RECORDS FOR THIS EXERCISE:
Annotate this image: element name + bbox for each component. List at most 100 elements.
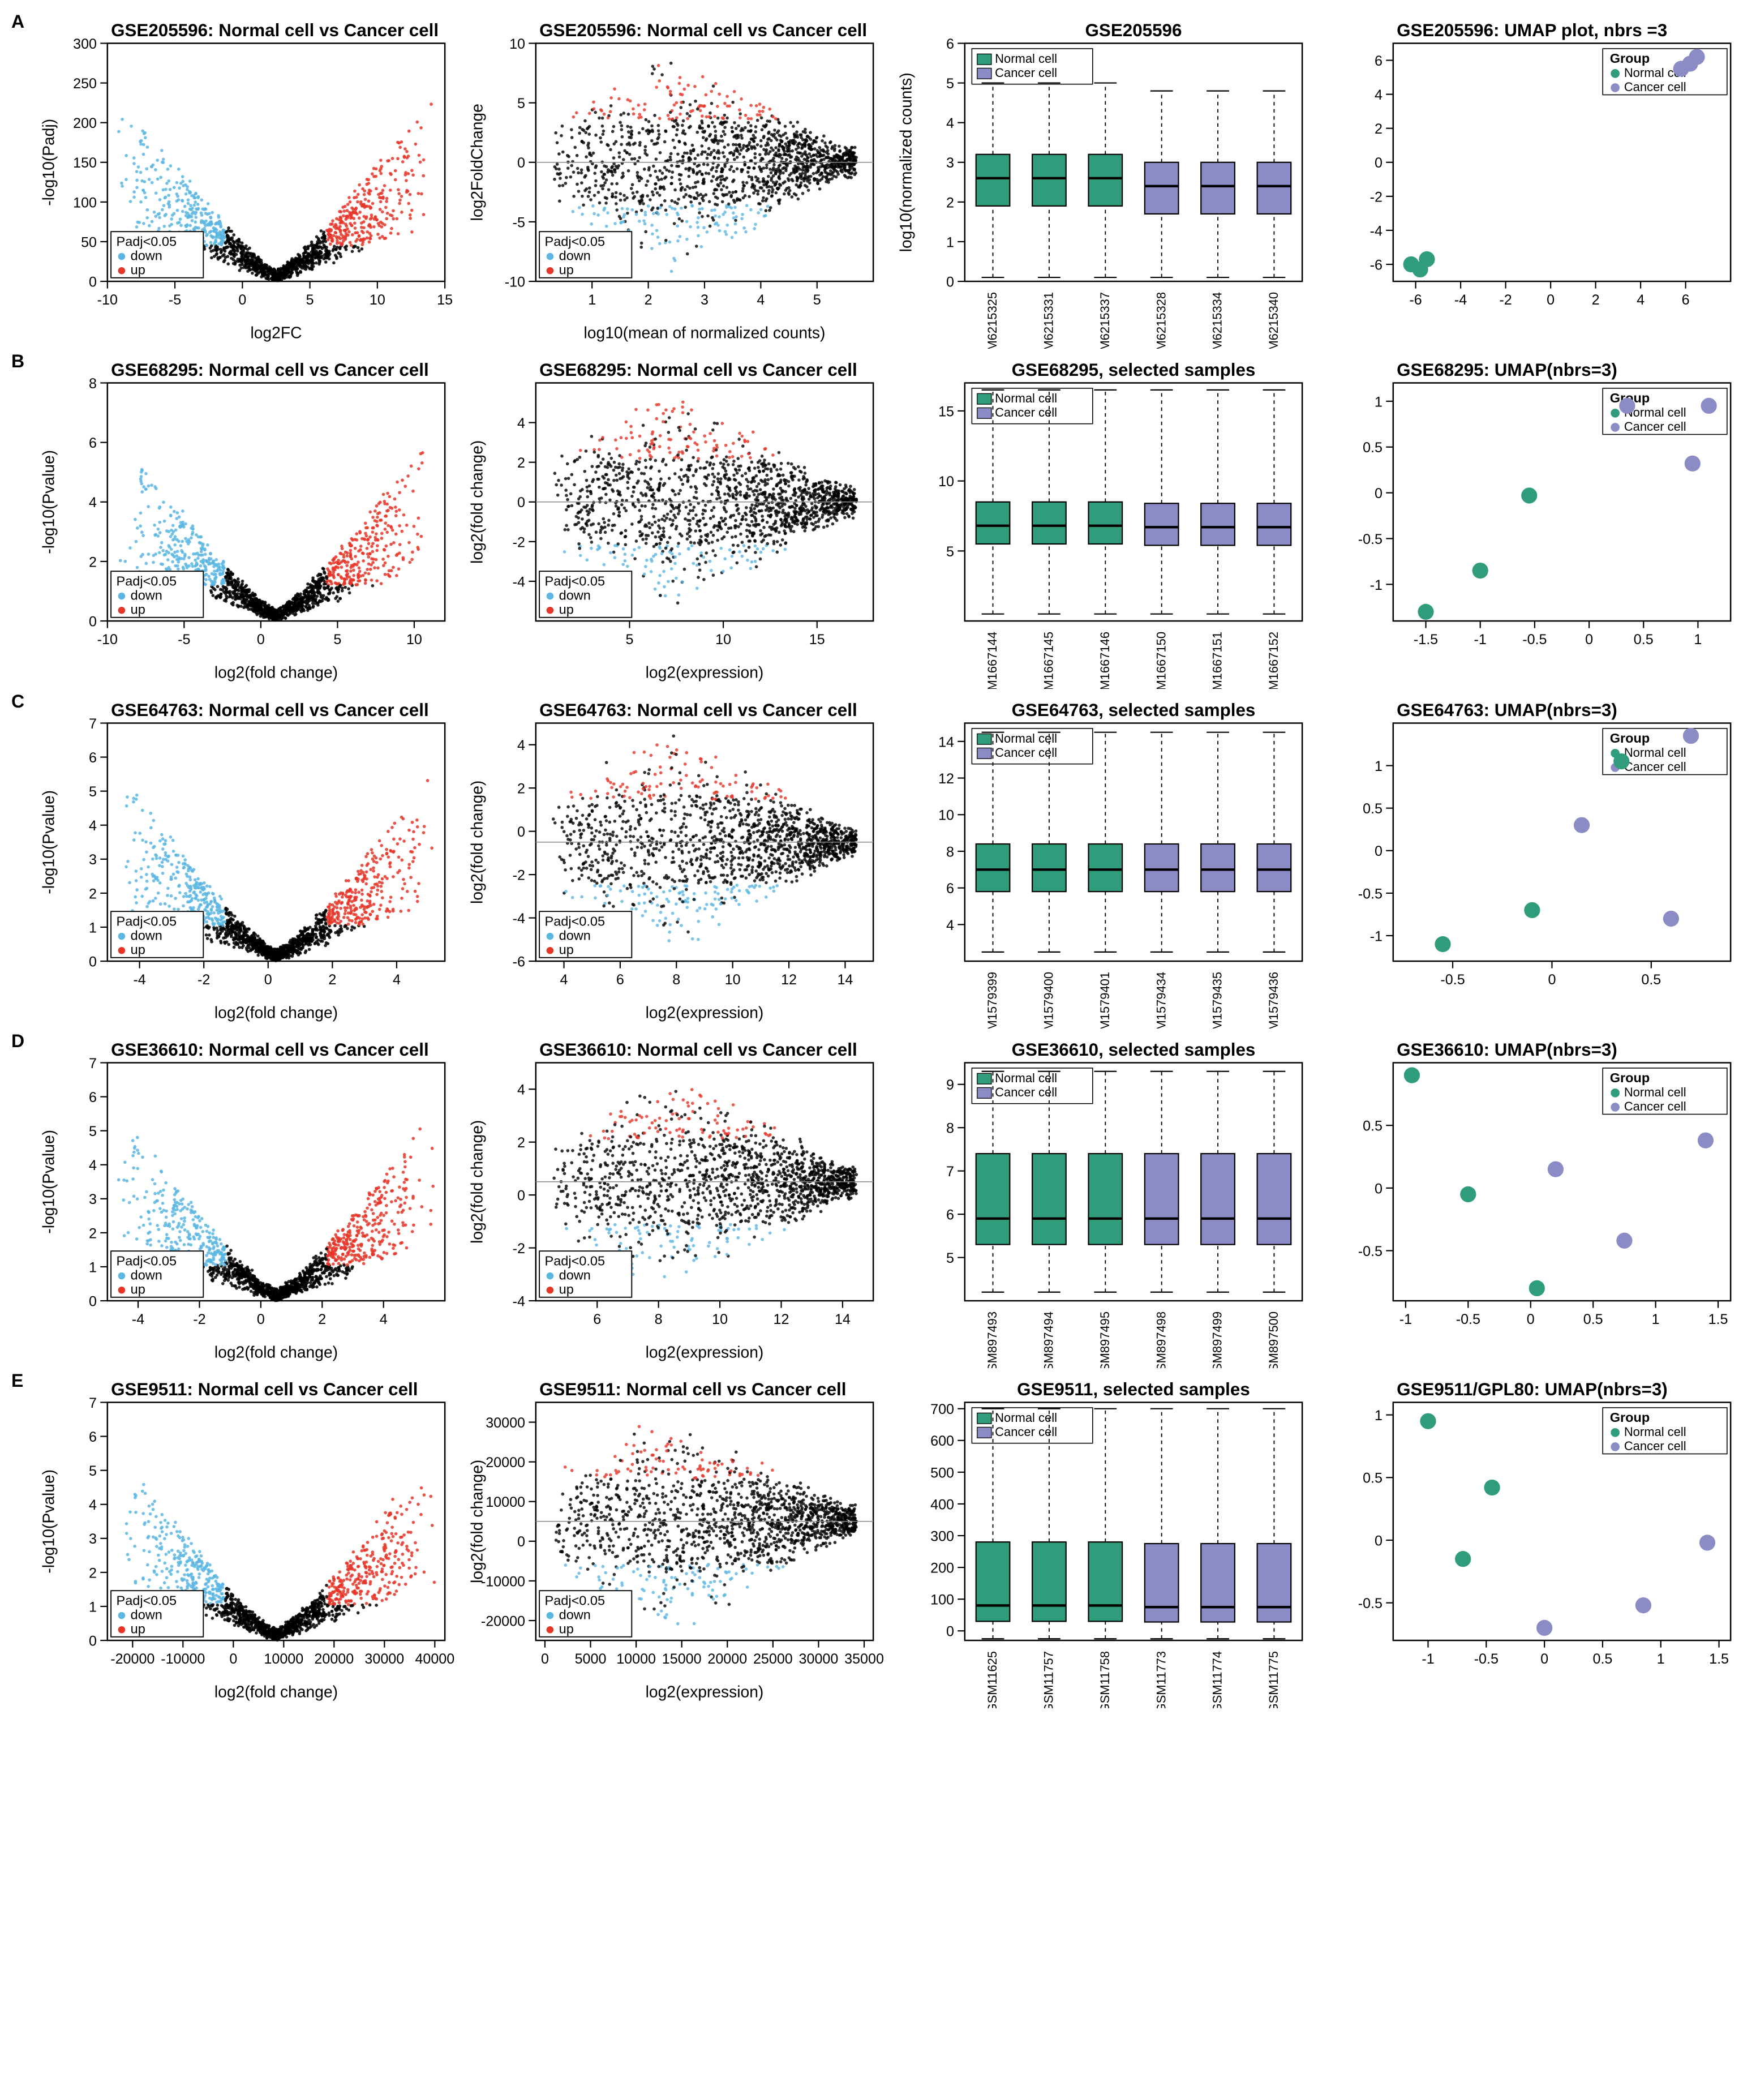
svg-text:up: up — [131, 602, 145, 617]
svg-text:-5: -5 — [178, 632, 190, 648]
svg-text:1: 1 — [946, 234, 954, 250]
svg-text:2: 2 — [89, 555, 97, 571]
volcano-plot: GSE9511: Normal cell vs Cancer cell-2000… — [33, 1370, 459, 1708]
svg-text:up: up — [131, 262, 145, 277]
svg-text:2: 2 — [1375, 121, 1383, 137]
svg-text:GSM6215340: GSM6215340 — [1266, 292, 1281, 349]
svg-text:2: 2 — [1591, 292, 1599, 308]
svg-text:300: 300 — [73, 36, 97, 52]
svg-text:2: 2 — [645, 292, 652, 308]
volcano-plot: GSE36610: Normal cell vs Cancer cell-4-2… — [33, 1031, 459, 1368]
svg-text:GSM6215334: GSM6215334 — [1210, 292, 1224, 349]
svg-text:-5: -5 — [513, 215, 525, 230]
svg-text:log2FoldChange: log2FoldChange — [468, 104, 486, 221]
svg-text:5: 5 — [333, 632, 341, 648]
volcano-plot: GSE205596: Normal cell vs Cancer cell -10… — [33, 11, 459, 349]
ma-plot: GSE205596: Normal cell vs Cancer cell123… — [461, 11, 887, 349]
row-label: C — [11, 691, 33, 710]
figure-row-E: EGSE9511: Normal cell vs Cancer cell-200… — [11, 1370, 1745, 1708]
svg-text:6: 6 — [1681, 292, 1689, 308]
svg-text:4: 4 — [89, 495, 97, 511]
svg-text:8: 8 — [89, 376, 97, 392]
row-label: D — [11, 1031, 33, 1050]
panels-container: GSE36610: Normal cell vs Cancer cell-4-2… — [33, 1031, 1745, 1368]
svg-text:GSE205596: UMAP plot, nbrs =3: GSE205596: UMAP plot, nbrs =3 — [1397, 20, 1667, 40]
umap-plot: GSE9511/GPL80: UMAP(nbrs=3)-1-0.500.511.… — [1319, 1370, 1745, 1708]
boxplot: GSE68295, selected samples51015Normal ce… — [890, 351, 1316, 688]
svg-text:GSE68295: Normal cell vs Cance: GSE68295: Normal cell vs Cancer cell — [539, 360, 857, 380]
svg-text:Padj<0.05: Padj<0.05 — [117, 234, 177, 248]
svg-text:log10(normalized counts): log10(normalized counts) — [896, 72, 915, 252]
svg-text:10: 10 — [509, 36, 525, 52]
svg-text:-2: -2 — [1499, 292, 1512, 308]
svg-text:5: 5 — [626, 632, 634, 648]
boxplot: GSE2055960123456log10(normalized counts)… — [890, 11, 1316, 349]
ma-plot: GSE64763: Normal cell vs Cancer cell4681… — [461, 691, 887, 1028]
svg-text:1: 1 — [588, 292, 596, 308]
svg-text:100: 100 — [73, 195, 97, 211]
svg-text:-4: -4 — [1454, 292, 1467, 308]
figure-row-D: DGSE36610: Normal cell vs Cancer cell-4-… — [11, 1031, 1745, 1368]
svg-text:6: 6 — [1375, 53, 1383, 69]
svg-text:0: 0 — [1547, 292, 1555, 308]
svg-text:-4: -4 — [1369, 223, 1382, 239]
boxplot: GSE64763, selected samples468101214Norma… — [890, 691, 1316, 1028]
svg-text:-10: -10 — [505, 274, 525, 290]
figure-row-A: A GSE205596: Normal cell vs Cancer cell -1… — [11, 11, 1745, 349]
panels-container: GSE68295: Normal cell vs Cancer cell -10 -… — [33, 351, 1745, 688]
svg-text:GSE205596: GSE205596 — [1085, 20, 1182, 40]
boxplot: GSE36610, selected samples56789Normal ce… — [890, 1031, 1316, 1368]
panels-container: GSE9511: Normal cell vs Cancer cell-2000… — [33, 1370, 1745, 1708]
figure-row-C: CGSE64763: Normal cell vs Cancer cell-4-… — [11, 691, 1745, 1028]
svg-text:Padj<0.05: Padj<0.05 — [117, 574, 177, 589]
svg-text:5: 5 — [946, 76, 954, 92]
umap-plot: GSE36610: UMAP(nbrs=3)-1-0.500.511.5-0.5… — [1319, 1031, 1745, 1368]
svg-text:200: 200 — [73, 115, 97, 131]
svg-text:6: 6 — [89, 435, 97, 451]
svg-text:10: 10 — [370, 292, 385, 308]
svg-text:4: 4 — [517, 415, 525, 431]
svg-text:log2(fold change): log2(fold change) — [214, 663, 338, 682]
svg-text:0: 0 — [517, 155, 525, 171]
svg-text:2: 2 — [946, 195, 954, 211]
svg-text:Padj<0.05: Padj<0.05 — [545, 234, 606, 248]
figure-row-B: B GSE68295: Normal cell vs Cancer cell -10… — [11, 351, 1745, 688]
svg-text:GSE68295: Normal cell vs Cance: GSE68295: Normal cell vs Cancer cell — [111, 360, 429, 380]
svg-text:4: 4 — [1375, 87, 1383, 103]
svg-text:5: 5 — [517, 96, 525, 112]
svg-text:-2: -2 — [513, 535, 525, 551]
umap-plot: GSE64763: UMAP(nbrs=3)-0.500.5-1-0.500.5… — [1319, 691, 1745, 1028]
svg-text:down: down — [131, 248, 162, 263]
boxplot: GSE9511, selected samples010020030040050… — [890, 1370, 1316, 1708]
svg-text:-4: -4 — [513, 575, 525, 590]
ma-plot: GSE68295: Normal cell vs Cancer cell5101… — [461, 351, 887, 688]
svg-text:4: 4 — [757, 292, 765, 308]
panels-container: GSE64763: Normal cell vs Cancer cell-4-2… — [33, 691, 1745, 1028]
svg-text:GSE205596: Normal cell vs Canc: GSE205596: Normal cell vs Cancer cell — [111, 20, 439, 40]
svg-text:Cancer cell: Cancer cell — [1624, 80, 1686, 94]
volcano-plot: GSE64763: Normal cell vs Cancer cell-4-2… — [33, 691, 459, 1028]
svg-text:-10: -10 — [97, 632, 118, 648]
volcano-plot: GSE68295: Normal cell vs Cancer cell -10 -… — [33, 351, 459, 688]
svg-text:Group: Group — [1609, 51, 1650, 66]
svg-text:2: 2 — [517, 455, 525, 471]
svg-text:GSM6215328: GSM6215328 — [1154, 292, 1168, 349]
svg-text:down: down — [131, 588, 162, 603]
svg-text:GSM6215331: GSM6215331 — [1041, 292, 1055, 349]
svg-text:log2FC: log2FC — [250, 323, 302, 341]
panels-container: GSE205596: Normal cell vs Cancer cell -10… — [33, 11, 1745, 349]
svg-text:-log10(Padj): -log10(Padj) — [40, 119, 58, 206]
svg-text:0: 0 — [238, 292, 246, 308]
svg-text:log10(mean of normalized count: log10(mean of normalized counts) — [584, 323, 826, 341]
svg-text:0: 0 — [89, 274, 97, 290]
umap-plot: GSE68295: UMAP(nbrs=3)-1.5-1-0.500.51-1-… — [1319, 351, 1745, 688]
svg-text:3: 3 — [701, 292, 709, 308]
svg-text:Cancer cell: Cancer cell — [995, 66, 1057, 80]
svg-text:0: 0 — [89, 614, 97, 630]
svg-text:-2: -2 — [1369, 189, 1382, 205]
svg-text:15: 15 — [437, 292, 453, 308]
svg-text:-10: -10 — [97, 292, 118, 308]
umap-plot: GSE205596: UMAP plot, nbrs =3-6-4-20246-… — [1319, 11, 1745, 349]
row-label: B — [11, 351, 33, 370]
row-label: A — [11, 11, 33, 31]
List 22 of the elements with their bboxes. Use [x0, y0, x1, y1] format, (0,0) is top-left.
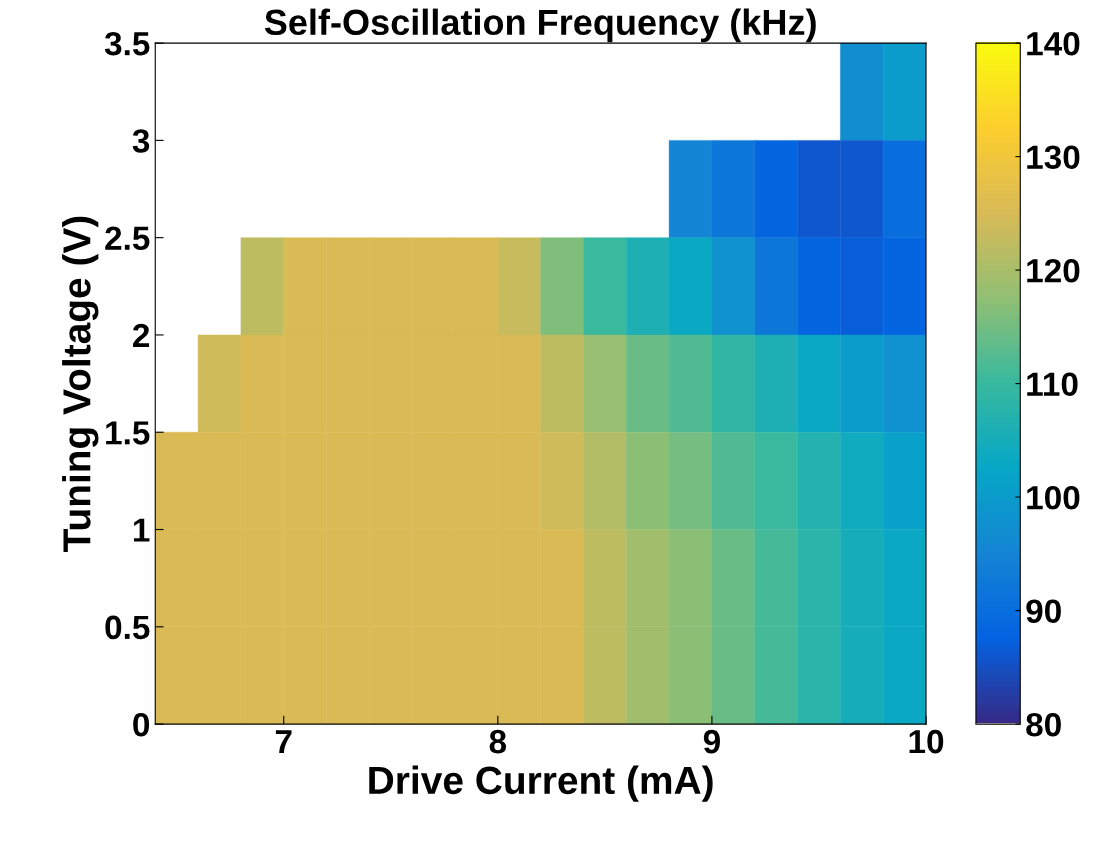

DO THIS:
Reproduce every line of the records above word for word, leaving out the pictures.

TASK SOLUTION:
Annotate this image: element name + bbox for each component. List at most 100 elements.
svg-text:up: up — [131, 602, 145, 617]
svg-text:-5: -5 — [178, 632, 190, 648]
svg-text:1: 1 — [946, 234, 954, 250]
svg-text:2: 2 — [89, 555, 97, 571]
volcano-plot: GSE9511: Normal cell vs Cancer cell-2000… — [33, 1370, 459, 1708]
svg-text:up: up — [131, 262, 145, 277]
svg-text:2: 2 — [1375, 121, 1383, 137]
svg-text:GSM6215340: GSM6215340 — [1266, 292, 1281, 349]
svg-text:2: 2 — [1591, 292, 1599, 308]
svg-text:300: 300 — [73, 36, 97, 52]
svg-text:2: 2 — [645, 292, 652, 308]
volcano-plot: GSE36610: Normal cell vs Cancer cell-4-2… — [33, 1031, 459, 1368]
svg-text:GSM6215334: GSM6215334 — [1210, 292, 1224, 349]
svg-text:-5: -5 — [513, 215, 525, 230]
svg-text:log2FoldChange: log2FoldChange — [468, 104, 486, 221]
svg-text:5: 5 — [333, 632, 341, 648]
volcano-plot: GSE205596: Normal cell vs Cancer cell -10… — [33, 11, 459, 349]
ma-plot: GSE205596: Normal cell vs Cancer cell123… — [461, 11, 887, 349]
row-label: C — [11, 691, 33, 710]
figure-row-E: EGSE9511: Normal cell vs Cancer cell-200… — [11, 1370, 1745, 1708]
svg-text:6: 6 — [1681, 292, 1689, 308]
svg-text:4: 4 — [89, 495, 97, 511]
svg-text:8: 8 — [89, 376, 97, 392]
row-label: D — [11, 1031, 33, 1050]
panels-container: GSE36610: Normal cell vs Cancer cell-4-2… — [33, 1031, 1745, 1368]
svg-text:GSE205596: UMAP plot, nbrs =3: GSE205596: UMAP plot, nbrs =3 — [1397, 20, 1667, 40]
umap-plot: GSE9511/GPL80: UMAP(nbrs=3)-1-0.500.511.… — [1319, 1370, 1745, 1708]
boxplot: GSE68295, selected samples51015Normal ce… — [890, 351, 1316, 688]
svg-text:GSE68295: Normal cell vs Cance: GSE68295: Normal cell vs Cancer cell — [539, 360, 857, 380]
svg-text:Padj<0.05: Padj<0.05 — [117, 234, 177, 248]
svg-text:log10(normalized counts): log10(normalized counts) — [896, 72, 915, 252]
svg-text:10: 10 — [509, 36, 525, 52]
svg-text:-2: -2 — [1499, 292, 1512, 308]
svg-text:5: 5 — [626, 632, 634, 648]
boxplot: GSE2055960123456log10(normalized counts)… — [890, 11, 1316, 349]
ma-plot: GSE64763: Normal cell vs Cancer cell4681… — [461, 691, 887, 1028]
svg-text:1: 1 — [588, 292, 596, 308]
svg-text:100: 100 — [73, 195, 97, 211]
svg-text:-4: -4 — [1454, 292, 1467, 308]
figure-row-D: DGSE36610: Normal cell vs Cancer cell-4-… — [11, 1031, 1745, 1368]
svg-text:6: 6 — [1375, 53, 1383, 69]
svg-text:0: 0 — [1547, 292, 1555, 308]
svg-text:-4: -4 — [1369, 223, 1382, 239]
boxplot: GSE64763, selected samples468101214Norma… — [890, 691, 1316, 1028]
svg-text:-10: -10 — [505, 274, 525, 290]
figure-row-A: A GSE205596: Normal cell vs Cancer cell -1… — [11, 11, 1745, 349]
panels-container: GSE68295: Normal cell vs Cancer cell -10 -… — [33, 351, 1745, 688]
svg-text:GSE205596: GSE205596 — [1085, 20, 1182, 40]
boxplot: GSE36610, selected samples56789Normal ce… — [890, 1031, 1316, 1368]
panels-container: GSE9511: Normal cell vs Cancer cell-2000… — [33, 1370, 1745, 1708]
figure-row-C: CGSE64763: Normal cell vs Cancer cell-4-… — [11, 691, 1745, 1028]
svg-text:Padj<0.05: Padj<0.05 — [117, 574, 177, 589]
svg-text:5: 5 — [946, 76, 954, 92]
umap-plot: GSE36610: UMAP(nbrs=3)-1-0.500.511.5-0.5… — [1319, 1031, 1745, 1368]
svg-text:200: 200 — [73, 115, 97, 131]
svg-text:6: 6 — [89, 435, 97, 451]
svg-text:10: 10 — [370, 292, 385, 308]
svg-text:4: 4 — [517, 415, 525, 431]
svg-text:log2(fold change): log2(fold change) — [214, 663, 338, 682]
svg-text:0: 0 — [517, 155, 525, 171]
svg-text:2: 2 — [946, 195, 954, 211]
svg-text:Padj<0.05: Padj<0.05 — [545, 234, 606, 248]
figure-row-B: B GSE68295: Normal cell vs Cancer cell -10… — [11, 351, 1745, 688]
svg-text:GSE68295: Normal cell vs Cance: GSE68295: Normal cell vs Cancer cell — [111, 360, 429, 380]
svg-text:4: 4 — [1375, 87, 1383, 103]
svg-text:5: 5 — [517, 96, 525, 112]
svg-text:-2: -2 — [513, 535, 525, 551]
umap-plot: GSE64763: UMAP(nbrs=3)-0.500.5-1-0.500.5… — [1319, 691, 1745, 1028]
svg-text:down: down — [131, 248, 162, 263]
boxplot: GSE9511, selected samples010020030040050… — [890, 1370, 1316, 1708]
svg-text:-4: -4 — [513, 575, 525, 590]
ma-plot: GSE68295: Normal cell vs Cancer cell5101… — [461, 351, 887, 688]
svg-text:4: 4 — [757, 292, 765, 308]
panels-container: GSE64763: Normal cell vs Cancer cell-4-2… — [33, 691, 1745, 1028]
svg-text:GSE205596: Normal cell vs Canc: GSE205596: Normal cell vs Cancer cell — [111, 20, 439, 40]
svg-text:Cancer cell: Cancer cell — [1624, 80, 1686, 94]
volcano-plot: GSE64763: Normal cell vs Cancer cell-4-2… — [33, 691, 459, 1028]
svg-text:-10: -10 — [97, 632, 118, 648]
volcano-plot: GSE68295: Normal cell vs Cancer cell -10 -… — [33, 351, 459, 688]
svg-text:Group: Group — [1609, 51, 1650, 66]
svg-text:2: 2 — [517, 455, 525, 471]
svg-text:GSM6215328: GSM6215328 — [1154, 292, 1168, 349]
svg-text:down: down — [131, 588, 162, 603]
svg-text:GSM6215331: GSM6215331 — [1041, 292, 1055, 349]
svg-text:log2FC: log2FC — [250, 323, 302, 341]
panels-container: GSE205596: Normal cell vs Cancer cell -10… — [33, 11, 1745, 349]
svg-text:-log10(Padj): -log10(Padj) — [40, 119, 58, 206]
svg-text:0: 0 — [238, 292, 246, 308]
svg-text:log10(mean of normalized count: log10(mean of normalized counts) — [584, 323, 826, 341]
svg-text:0: 0 — [89, 274, 97, 290]
umap-plot: GSE68295: UMAP(nbrs=3)-1.5-1-0.500.51-1-… — [1319, 351, 1745, 688]
svg-text:3: 3 — [701, 292, 709, 308]
svg-text:Cancer cell: Cancer cell — [995, 66, 1057, 80]
svg-text:0: 0 — [89, 614, 97, 630]
svg-text:-2: -2 — [1369, 189, 1382, 205]
svg-text:15: 15 — [437, 292, 453, 308]
svg-text:-10: -10 — [97, 292, 118, 308]
umap-plot: GSE205596: UMAP plot, nbrs =3-6-4-20246-… — [1319, 11, 1745, 349]
row-label: B — [11, 351, 33, 370]
row-label: A — [11, 11, 33, 31]
List 22 of the elements with their bboxes. Use [x0, y0, x1, y1] format, (0,0) is top-left.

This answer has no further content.